* What you need to do *
Isolate every line in the data with the string "rows" and copy it.

Dataset items:
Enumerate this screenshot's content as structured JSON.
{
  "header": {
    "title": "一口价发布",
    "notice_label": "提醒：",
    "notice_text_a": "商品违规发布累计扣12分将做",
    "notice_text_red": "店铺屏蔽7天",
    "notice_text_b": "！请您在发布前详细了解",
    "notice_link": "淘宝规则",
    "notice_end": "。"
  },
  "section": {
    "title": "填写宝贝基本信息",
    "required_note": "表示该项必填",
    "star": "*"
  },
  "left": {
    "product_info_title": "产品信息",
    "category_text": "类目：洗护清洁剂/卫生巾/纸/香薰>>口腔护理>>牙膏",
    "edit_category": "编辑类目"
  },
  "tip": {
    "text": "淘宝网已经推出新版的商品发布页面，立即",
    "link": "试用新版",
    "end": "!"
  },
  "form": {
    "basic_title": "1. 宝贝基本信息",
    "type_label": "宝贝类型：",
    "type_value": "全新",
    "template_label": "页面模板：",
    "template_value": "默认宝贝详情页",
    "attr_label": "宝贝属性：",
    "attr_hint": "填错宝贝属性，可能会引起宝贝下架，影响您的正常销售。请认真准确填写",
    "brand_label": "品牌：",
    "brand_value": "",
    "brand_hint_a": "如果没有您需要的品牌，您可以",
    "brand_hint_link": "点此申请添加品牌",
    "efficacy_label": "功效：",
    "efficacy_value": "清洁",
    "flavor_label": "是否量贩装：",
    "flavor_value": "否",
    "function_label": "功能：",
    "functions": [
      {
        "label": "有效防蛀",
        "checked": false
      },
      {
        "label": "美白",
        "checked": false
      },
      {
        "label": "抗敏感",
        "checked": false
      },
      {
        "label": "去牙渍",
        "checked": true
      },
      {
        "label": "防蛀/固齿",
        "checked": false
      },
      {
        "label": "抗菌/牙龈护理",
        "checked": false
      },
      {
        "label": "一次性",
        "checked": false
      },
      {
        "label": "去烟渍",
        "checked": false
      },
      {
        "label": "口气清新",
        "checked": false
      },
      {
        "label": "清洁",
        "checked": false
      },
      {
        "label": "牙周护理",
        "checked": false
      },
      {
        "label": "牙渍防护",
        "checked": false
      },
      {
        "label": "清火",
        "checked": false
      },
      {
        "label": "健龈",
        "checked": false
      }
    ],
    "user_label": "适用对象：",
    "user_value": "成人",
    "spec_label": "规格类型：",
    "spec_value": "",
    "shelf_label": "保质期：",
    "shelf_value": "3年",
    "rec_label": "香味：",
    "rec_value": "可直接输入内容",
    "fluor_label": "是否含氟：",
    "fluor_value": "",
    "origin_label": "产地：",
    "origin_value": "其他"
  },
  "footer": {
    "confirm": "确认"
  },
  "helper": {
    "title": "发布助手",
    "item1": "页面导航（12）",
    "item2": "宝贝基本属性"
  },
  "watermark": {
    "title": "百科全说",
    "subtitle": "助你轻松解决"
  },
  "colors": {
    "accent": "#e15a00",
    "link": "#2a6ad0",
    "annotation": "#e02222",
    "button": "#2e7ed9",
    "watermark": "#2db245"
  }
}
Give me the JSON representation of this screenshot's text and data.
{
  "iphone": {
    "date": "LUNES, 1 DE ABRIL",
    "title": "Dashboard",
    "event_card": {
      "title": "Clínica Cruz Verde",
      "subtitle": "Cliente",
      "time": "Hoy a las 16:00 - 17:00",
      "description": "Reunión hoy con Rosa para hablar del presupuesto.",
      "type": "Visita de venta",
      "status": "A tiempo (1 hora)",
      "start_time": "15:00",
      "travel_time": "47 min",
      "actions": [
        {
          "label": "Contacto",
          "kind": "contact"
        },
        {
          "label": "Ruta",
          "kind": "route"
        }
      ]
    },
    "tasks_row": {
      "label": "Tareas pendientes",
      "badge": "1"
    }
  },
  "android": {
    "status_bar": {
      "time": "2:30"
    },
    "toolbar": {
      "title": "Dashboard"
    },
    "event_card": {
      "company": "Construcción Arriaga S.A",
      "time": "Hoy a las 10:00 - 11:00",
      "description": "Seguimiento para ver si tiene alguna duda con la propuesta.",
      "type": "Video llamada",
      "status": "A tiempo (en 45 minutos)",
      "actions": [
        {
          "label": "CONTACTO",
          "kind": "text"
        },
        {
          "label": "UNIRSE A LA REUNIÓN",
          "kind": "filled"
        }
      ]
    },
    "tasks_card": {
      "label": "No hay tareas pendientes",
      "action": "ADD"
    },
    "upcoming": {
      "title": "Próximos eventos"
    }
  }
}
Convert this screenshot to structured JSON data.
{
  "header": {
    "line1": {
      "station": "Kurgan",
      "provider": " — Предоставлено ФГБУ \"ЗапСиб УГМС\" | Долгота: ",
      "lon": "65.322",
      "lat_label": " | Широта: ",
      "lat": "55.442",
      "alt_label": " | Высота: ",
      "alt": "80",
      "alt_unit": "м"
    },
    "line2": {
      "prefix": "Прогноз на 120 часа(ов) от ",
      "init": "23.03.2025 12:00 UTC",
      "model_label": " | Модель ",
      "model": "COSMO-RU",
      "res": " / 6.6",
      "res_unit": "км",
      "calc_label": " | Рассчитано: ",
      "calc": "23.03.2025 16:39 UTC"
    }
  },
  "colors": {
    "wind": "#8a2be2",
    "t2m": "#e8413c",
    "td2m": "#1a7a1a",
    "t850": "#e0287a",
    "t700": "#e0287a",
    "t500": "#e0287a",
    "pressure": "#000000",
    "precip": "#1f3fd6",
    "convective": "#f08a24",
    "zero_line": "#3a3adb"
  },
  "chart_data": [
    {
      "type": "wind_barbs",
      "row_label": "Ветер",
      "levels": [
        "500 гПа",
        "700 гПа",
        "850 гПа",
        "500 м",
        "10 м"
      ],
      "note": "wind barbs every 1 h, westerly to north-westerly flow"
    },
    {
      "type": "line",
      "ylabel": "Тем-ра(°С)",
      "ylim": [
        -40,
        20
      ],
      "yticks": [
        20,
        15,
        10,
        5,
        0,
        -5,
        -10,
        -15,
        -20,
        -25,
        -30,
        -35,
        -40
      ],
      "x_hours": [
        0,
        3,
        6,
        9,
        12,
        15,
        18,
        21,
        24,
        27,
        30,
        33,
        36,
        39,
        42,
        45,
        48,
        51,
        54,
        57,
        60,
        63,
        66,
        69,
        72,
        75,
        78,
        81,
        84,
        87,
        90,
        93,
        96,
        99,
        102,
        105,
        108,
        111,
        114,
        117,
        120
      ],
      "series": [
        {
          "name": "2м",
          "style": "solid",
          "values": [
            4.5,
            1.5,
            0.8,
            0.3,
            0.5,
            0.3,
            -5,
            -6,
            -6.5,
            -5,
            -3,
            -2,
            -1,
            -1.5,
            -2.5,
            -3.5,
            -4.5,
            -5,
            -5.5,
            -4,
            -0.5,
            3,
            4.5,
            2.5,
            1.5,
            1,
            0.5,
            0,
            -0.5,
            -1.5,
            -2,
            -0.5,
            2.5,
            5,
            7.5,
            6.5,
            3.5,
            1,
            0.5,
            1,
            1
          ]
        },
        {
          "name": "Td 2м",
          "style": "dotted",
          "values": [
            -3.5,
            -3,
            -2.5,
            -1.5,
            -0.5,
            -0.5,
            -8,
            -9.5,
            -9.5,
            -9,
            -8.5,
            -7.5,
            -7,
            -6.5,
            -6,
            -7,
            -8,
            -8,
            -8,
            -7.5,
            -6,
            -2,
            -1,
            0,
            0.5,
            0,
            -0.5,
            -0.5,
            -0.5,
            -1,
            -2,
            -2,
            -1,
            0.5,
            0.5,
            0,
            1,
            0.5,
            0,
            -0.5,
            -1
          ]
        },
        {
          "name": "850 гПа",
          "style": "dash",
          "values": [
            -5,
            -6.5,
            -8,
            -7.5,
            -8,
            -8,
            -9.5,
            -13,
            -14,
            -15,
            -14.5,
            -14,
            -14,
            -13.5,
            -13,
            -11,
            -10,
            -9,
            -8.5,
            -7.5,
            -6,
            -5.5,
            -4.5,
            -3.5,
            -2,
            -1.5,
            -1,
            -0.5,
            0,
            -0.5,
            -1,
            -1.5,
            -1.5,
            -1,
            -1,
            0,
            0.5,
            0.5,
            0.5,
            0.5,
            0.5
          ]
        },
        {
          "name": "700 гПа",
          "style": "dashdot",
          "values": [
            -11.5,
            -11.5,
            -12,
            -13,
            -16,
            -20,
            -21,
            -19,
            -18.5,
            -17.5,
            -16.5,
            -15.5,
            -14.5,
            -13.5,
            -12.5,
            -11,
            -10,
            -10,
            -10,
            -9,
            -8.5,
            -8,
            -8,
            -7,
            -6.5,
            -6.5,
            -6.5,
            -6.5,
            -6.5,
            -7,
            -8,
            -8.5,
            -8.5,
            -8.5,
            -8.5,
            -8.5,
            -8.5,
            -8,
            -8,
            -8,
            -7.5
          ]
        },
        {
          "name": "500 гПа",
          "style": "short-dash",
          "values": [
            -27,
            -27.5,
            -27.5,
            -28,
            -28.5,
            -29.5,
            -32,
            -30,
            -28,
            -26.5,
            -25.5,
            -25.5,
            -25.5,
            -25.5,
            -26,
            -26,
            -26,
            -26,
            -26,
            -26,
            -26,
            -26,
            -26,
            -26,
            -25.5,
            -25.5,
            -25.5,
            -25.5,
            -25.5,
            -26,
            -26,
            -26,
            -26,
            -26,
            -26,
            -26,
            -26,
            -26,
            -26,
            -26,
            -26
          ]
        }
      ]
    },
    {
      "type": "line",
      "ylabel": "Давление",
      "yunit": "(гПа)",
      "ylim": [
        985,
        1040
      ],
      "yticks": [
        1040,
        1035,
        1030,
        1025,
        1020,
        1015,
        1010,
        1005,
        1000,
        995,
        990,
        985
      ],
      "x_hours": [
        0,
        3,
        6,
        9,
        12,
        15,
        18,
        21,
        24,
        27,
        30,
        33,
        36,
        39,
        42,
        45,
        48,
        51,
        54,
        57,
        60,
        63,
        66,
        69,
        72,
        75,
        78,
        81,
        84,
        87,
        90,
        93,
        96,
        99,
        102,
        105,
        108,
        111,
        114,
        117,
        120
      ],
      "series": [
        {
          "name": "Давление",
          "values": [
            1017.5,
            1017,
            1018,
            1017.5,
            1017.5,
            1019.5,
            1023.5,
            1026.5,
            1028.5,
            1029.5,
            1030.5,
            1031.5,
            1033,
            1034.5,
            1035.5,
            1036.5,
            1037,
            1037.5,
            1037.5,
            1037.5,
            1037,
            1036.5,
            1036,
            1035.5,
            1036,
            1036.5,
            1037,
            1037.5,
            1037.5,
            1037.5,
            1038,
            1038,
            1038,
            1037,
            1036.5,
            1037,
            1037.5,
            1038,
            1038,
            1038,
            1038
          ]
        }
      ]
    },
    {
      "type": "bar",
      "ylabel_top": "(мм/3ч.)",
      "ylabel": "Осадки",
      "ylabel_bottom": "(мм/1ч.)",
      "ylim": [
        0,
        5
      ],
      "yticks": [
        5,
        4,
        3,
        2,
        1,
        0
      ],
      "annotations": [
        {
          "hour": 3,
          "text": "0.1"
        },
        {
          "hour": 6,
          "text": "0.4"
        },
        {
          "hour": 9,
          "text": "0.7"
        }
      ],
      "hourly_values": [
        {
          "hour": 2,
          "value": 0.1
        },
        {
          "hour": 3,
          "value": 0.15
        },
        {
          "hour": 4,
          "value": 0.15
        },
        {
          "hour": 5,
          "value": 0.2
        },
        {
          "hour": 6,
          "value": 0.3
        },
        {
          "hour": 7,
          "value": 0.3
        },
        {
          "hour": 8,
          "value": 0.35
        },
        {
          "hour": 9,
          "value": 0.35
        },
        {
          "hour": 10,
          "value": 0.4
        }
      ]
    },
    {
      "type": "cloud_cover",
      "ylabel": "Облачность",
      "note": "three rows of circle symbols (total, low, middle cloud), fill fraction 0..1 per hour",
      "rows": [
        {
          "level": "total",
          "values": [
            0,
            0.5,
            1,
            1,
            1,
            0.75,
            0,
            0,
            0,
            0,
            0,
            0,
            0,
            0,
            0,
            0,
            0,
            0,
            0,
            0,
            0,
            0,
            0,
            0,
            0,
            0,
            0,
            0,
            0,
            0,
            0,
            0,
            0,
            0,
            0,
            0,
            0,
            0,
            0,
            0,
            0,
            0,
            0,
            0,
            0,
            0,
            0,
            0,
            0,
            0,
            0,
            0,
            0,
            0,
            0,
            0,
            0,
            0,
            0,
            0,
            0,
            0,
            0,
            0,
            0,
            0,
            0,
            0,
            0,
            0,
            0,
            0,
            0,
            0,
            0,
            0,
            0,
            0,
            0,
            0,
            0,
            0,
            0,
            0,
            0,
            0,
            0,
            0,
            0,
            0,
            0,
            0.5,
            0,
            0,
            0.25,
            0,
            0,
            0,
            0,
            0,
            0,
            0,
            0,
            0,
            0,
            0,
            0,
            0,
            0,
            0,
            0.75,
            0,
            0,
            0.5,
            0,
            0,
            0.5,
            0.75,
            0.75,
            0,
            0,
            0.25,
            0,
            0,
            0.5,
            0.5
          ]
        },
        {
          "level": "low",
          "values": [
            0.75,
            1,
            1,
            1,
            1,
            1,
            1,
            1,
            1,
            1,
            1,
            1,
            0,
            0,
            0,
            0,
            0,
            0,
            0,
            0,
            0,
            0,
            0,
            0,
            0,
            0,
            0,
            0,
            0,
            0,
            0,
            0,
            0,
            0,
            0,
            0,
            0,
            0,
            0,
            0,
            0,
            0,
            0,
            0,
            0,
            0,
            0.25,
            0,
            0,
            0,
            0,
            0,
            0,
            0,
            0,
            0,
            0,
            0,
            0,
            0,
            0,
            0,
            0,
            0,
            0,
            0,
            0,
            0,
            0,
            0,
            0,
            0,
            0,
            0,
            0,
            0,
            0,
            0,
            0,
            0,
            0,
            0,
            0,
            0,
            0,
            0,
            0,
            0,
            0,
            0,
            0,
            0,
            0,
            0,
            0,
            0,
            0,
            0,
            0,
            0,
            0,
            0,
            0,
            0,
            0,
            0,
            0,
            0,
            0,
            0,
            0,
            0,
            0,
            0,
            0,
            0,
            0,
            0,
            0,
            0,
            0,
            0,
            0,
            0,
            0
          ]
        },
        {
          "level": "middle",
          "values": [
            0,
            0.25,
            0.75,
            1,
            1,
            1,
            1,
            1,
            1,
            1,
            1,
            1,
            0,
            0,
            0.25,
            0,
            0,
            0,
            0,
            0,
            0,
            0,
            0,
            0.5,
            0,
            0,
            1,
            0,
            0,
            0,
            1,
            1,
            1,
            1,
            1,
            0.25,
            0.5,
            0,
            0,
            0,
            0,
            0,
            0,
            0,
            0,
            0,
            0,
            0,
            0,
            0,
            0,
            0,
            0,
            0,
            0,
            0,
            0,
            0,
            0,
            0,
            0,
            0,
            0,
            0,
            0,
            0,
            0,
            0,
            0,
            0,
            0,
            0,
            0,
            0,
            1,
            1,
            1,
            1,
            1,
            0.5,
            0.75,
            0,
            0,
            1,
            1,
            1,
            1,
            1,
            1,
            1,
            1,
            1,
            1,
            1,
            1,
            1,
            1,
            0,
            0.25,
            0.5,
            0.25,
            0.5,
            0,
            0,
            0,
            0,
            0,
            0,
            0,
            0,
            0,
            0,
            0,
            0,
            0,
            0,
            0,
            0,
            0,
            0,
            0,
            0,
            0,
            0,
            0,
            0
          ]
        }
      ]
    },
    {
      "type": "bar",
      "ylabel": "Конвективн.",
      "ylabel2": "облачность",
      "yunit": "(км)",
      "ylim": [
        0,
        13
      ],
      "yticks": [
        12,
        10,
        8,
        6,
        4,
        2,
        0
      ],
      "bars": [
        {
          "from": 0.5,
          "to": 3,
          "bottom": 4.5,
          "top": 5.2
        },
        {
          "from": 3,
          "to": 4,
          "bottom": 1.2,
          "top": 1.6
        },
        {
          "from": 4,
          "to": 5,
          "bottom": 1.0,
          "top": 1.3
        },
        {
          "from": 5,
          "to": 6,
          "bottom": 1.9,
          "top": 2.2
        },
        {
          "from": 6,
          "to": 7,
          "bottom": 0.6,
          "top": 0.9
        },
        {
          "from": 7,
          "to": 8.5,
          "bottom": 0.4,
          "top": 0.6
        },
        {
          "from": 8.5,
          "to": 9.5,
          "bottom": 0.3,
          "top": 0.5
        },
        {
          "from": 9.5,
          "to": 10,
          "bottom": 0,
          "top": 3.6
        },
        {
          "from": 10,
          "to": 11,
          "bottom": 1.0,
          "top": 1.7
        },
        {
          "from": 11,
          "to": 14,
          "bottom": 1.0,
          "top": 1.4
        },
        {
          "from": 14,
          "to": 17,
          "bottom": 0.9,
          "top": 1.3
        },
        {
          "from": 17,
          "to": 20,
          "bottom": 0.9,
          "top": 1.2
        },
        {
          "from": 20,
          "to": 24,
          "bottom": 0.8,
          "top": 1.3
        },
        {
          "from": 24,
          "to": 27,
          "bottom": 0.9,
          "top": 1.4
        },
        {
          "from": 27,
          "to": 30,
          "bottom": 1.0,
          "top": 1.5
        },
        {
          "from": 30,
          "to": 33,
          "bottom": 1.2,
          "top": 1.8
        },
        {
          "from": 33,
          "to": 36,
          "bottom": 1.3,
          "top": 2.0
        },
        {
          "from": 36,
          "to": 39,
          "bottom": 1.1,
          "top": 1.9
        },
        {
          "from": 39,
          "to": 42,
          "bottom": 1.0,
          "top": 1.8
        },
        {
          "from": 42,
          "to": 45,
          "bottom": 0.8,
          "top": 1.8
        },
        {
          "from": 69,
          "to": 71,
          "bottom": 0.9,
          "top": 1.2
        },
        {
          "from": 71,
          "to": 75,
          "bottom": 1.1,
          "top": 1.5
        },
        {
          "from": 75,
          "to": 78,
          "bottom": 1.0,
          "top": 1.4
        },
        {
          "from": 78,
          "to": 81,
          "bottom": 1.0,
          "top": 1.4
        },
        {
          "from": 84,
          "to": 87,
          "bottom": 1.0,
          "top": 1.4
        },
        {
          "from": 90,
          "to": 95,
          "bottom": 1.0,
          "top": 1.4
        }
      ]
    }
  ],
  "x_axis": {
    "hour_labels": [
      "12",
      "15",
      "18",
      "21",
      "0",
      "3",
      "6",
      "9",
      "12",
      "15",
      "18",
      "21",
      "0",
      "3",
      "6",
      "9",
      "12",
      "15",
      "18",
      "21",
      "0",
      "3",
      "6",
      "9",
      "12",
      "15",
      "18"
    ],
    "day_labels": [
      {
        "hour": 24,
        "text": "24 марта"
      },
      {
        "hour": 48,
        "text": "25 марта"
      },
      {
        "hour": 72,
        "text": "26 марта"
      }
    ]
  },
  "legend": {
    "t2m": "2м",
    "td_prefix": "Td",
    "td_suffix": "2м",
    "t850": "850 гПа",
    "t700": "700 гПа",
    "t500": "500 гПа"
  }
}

* Written reply *
      "note": "three rows of circle symbols (total, low, middle cloud), fill fraction 0..1 per hour",
      "rows": [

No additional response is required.